-- EXTRACTED DATA start --

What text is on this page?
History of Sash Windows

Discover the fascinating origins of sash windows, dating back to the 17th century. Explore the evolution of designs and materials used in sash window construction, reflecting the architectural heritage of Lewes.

-- EXTRACTED DATA end --
-- EXTRACTED DATA start --

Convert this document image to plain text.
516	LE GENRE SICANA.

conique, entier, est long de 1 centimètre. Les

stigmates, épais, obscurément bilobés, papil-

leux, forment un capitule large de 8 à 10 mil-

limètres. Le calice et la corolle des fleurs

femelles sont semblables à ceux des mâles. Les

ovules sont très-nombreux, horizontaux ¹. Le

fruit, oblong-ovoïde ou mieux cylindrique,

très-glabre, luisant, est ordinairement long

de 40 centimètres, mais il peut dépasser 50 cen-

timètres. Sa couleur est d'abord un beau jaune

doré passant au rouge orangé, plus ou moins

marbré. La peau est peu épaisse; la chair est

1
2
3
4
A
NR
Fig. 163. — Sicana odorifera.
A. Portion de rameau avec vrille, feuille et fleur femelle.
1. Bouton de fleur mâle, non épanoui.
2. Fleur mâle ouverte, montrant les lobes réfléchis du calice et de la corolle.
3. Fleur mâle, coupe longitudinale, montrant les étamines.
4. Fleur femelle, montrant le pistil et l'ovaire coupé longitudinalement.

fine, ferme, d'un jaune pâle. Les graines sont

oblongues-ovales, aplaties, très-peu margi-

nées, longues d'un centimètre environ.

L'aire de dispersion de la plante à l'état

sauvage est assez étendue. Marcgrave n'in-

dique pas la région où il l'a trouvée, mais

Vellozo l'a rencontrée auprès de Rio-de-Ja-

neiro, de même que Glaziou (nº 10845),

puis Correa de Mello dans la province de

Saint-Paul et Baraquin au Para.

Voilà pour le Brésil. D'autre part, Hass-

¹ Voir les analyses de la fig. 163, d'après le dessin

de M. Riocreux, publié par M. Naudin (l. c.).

-- EXTRACTED DATA end --

## WRITTEN EXERCISE
Pull every line containing "text" from the material above.

## EXERCISE ANSWER
What text is on this page?
Convert this document image to plain text.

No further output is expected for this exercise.